本文の抜粋:
+ + + +
説明

磁気検出センサ

【課題】小形化、感度の向上および低コスト化を実現しつつ幅広い用途で使用可能な磁気検出センサを提供する。
【解決手段】フラックスゲート型の磁気検出素子11と、交流電流Ihを出力する交流電流出力部12と、磁気検出素子11に対して交流電流Ihが供給されている状態において磁気検出素子11から出力される電圧信号Svを検出する検出部13とを備え、磁気検出素子11は、導電体で形成されて交流電流Ihの供給によって励磁用の磁界Heを発生する線状の励磁用電極21と、励磁用電極21とは別体に形成されると共に励磁用電極21の近傍に配置されて磁界Heによって励磁される線状の軟磁性体23と、励磁用電極21および軟磁性体23の近傍に配置されて磁界Heの強度および磁気検出素子11に印加される外部からの磁界Heの強度に応じた電圧信号Svを出力する検出コイル24とを備えている。

【発明の詳細な説明】
【技術分野】
【0001】
本発明は、フラックスゲート型の磁気検出素子を備えた磁気検出センサに関するものである。
+ + + +
データ抜粋:
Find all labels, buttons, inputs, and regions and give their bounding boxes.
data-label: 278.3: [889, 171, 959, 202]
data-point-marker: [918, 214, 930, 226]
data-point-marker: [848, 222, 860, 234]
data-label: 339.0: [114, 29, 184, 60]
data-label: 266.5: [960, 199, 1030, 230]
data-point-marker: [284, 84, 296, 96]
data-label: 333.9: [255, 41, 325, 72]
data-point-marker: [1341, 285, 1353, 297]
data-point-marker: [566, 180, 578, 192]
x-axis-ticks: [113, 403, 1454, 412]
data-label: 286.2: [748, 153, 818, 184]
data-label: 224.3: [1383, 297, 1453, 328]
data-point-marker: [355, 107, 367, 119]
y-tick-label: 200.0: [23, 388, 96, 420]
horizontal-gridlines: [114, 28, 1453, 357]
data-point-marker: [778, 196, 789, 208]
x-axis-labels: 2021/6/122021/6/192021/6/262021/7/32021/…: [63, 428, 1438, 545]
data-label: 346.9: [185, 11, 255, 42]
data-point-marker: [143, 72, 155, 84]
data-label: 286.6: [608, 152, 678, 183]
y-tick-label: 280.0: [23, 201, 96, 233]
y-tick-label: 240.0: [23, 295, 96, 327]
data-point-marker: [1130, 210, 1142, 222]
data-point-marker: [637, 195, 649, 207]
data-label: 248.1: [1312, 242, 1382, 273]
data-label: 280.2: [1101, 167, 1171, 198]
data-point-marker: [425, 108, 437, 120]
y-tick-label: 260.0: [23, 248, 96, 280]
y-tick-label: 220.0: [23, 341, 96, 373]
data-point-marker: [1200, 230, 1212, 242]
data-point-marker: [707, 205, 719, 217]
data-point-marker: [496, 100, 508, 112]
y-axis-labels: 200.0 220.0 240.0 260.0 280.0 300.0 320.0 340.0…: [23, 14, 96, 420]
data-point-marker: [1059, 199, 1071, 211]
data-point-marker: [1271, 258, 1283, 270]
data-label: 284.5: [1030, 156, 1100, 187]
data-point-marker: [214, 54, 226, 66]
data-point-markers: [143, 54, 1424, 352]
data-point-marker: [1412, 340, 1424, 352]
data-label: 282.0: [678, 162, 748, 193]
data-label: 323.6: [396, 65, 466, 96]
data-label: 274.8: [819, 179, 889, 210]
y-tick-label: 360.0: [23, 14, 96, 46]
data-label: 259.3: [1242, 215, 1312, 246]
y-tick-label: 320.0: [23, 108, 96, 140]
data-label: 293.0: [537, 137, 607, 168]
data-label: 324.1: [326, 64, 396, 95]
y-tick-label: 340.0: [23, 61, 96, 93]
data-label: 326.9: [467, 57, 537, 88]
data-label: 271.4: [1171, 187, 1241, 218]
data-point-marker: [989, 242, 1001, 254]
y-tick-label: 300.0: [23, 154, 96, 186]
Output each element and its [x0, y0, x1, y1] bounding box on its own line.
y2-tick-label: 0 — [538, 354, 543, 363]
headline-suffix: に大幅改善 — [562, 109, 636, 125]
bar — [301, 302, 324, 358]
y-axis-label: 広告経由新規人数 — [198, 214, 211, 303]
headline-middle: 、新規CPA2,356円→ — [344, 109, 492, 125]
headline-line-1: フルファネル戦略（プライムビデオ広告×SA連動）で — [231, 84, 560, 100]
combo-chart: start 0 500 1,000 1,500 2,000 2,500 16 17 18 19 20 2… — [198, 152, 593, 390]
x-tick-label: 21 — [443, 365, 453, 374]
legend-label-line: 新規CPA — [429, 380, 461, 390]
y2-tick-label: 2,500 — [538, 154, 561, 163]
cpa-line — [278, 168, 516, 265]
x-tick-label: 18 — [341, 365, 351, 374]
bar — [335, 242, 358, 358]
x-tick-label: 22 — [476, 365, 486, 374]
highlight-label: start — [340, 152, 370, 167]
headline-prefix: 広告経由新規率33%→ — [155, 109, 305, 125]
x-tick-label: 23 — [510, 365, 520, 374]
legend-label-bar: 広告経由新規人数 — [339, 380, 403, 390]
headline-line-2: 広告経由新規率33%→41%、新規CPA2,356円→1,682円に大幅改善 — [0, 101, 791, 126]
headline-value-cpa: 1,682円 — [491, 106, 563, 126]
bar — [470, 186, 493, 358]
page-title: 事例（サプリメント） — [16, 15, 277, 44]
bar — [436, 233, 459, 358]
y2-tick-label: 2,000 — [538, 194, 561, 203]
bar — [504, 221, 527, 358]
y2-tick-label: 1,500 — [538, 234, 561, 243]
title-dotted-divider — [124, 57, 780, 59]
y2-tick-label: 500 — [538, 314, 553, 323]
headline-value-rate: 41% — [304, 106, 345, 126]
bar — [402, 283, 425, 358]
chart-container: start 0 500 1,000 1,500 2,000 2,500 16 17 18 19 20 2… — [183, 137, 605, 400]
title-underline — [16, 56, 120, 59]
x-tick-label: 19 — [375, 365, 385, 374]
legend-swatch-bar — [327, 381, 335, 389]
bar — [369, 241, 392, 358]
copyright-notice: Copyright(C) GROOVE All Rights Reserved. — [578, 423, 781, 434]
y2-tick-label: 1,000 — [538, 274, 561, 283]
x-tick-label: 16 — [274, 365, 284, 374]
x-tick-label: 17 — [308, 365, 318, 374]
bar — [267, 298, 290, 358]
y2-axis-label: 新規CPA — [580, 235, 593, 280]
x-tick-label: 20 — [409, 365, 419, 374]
+ + + +
取り組む作業:
- 1) 磁気検出センサの文書について、次の問いに答えてください。
(a) 【課題】では、どのような磁気検出センサを提供するとしていますか。
(b) 交流電流出力部は何を出力しますか。
(c) 本発明は、どの型の磁気検出素子を備えた磁気検出センサに関するものですか。
- 2) 磁気検出センサの文書を、最後の文の後から書き継いでください。

演習の解答:
- 1)
(a) 小形化、感度の向上および低コスト化を実現しつつ、幅広い用途で使用可能な磁気検出センサ
(b) 交流電流Ih
(c) フラックスゲート型

- 2)
【背景技術】
【0002】
この種の磁気検出センサとして、特許第2617498号公報に開示された磁気検出センサ(磁気センサ)が知られている。この磁気検出センサは、線状または棒状の磁性体(例えば、アモルファス磁性線)と、磁性体に巻回された検出コイル(検出巻線)と、磁性体に交流電流(またはパルス電流)を供給する電源とを備えて構成されている。この磁気検出センサでは、磁性体に対する交流電流の供給によって内部磁界が発生している状態において外部磁界が印加されたときに、その外部磁界の大きさによって検出コイルから出力される電気信号(検出コイルの両端部間の電圧)が変化する。このため、電気信号の変化を検出することによって外部磁界の強度を特定することができる。
【先行技術文献】
【特許文献】
【0003】
【特許文献1】特許第2617498号公報(第2−3頁、第1−14図)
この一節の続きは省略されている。